• _TO DO_:
Return the number of lines in which the word "text" appears; add nothing else.

-- start DATA FOR PROCESSING --

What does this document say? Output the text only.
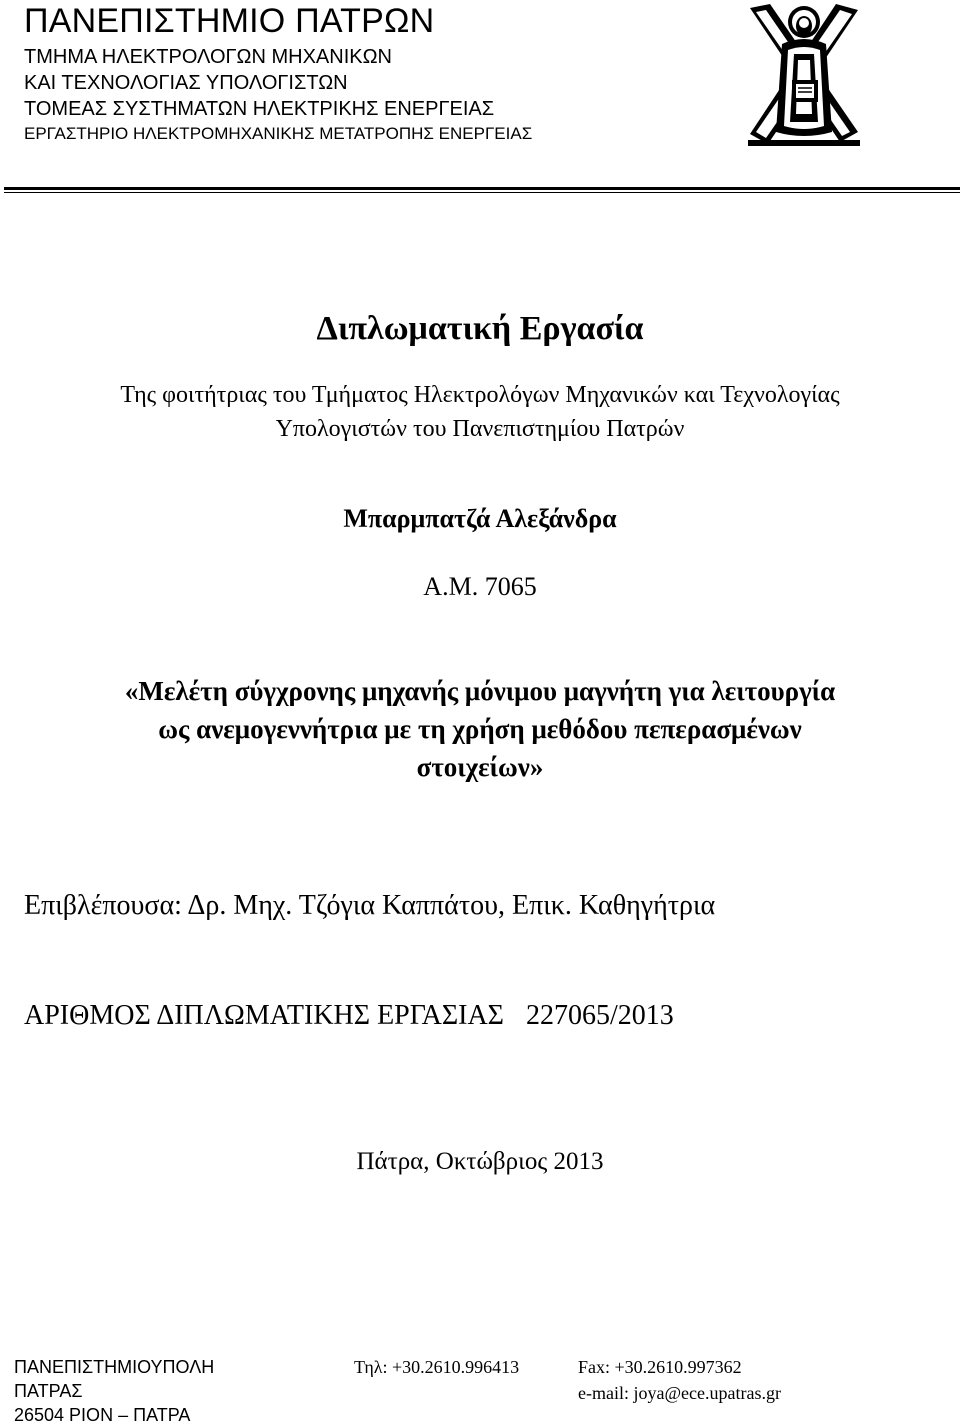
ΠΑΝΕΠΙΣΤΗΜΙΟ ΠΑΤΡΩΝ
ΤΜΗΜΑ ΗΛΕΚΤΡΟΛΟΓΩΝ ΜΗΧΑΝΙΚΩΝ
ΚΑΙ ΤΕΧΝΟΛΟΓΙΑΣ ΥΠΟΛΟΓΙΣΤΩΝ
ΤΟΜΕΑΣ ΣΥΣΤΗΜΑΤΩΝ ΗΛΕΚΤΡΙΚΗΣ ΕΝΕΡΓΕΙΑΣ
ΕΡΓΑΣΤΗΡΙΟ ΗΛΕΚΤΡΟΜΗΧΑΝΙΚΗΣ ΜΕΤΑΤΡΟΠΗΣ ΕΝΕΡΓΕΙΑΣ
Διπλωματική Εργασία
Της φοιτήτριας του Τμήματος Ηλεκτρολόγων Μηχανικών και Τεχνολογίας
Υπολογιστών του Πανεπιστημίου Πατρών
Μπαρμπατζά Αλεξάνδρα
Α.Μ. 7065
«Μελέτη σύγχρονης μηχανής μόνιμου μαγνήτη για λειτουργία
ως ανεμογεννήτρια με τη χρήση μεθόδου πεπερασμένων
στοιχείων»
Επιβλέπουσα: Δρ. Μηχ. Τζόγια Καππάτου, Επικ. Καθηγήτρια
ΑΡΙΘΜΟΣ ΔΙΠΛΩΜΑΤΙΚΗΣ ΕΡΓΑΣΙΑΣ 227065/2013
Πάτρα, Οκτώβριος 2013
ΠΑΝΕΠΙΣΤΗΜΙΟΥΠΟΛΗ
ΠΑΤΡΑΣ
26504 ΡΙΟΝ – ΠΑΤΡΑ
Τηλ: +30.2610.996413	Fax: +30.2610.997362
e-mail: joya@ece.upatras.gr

-- end DATA FOR PROCESSING --
-- start DATA FOR PROCESSING --

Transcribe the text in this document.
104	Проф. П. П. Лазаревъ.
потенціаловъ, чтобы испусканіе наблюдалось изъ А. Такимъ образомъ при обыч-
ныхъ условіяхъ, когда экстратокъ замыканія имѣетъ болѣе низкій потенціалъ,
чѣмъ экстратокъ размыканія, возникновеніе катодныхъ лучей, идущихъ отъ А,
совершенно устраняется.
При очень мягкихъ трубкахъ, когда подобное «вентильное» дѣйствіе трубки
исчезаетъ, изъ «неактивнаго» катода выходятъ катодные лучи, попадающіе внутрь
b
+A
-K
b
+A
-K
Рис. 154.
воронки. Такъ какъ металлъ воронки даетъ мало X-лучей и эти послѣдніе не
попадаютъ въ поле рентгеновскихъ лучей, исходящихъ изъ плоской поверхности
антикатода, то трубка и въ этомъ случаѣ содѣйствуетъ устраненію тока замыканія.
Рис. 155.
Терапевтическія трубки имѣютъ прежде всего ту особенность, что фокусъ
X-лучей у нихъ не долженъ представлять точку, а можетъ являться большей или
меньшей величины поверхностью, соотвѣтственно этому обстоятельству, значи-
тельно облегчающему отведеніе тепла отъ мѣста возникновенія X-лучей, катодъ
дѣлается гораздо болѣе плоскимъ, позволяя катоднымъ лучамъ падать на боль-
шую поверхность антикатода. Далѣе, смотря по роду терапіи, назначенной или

-- end DATA FOR PROCESSING --

• _TASK RESPONSE_:
2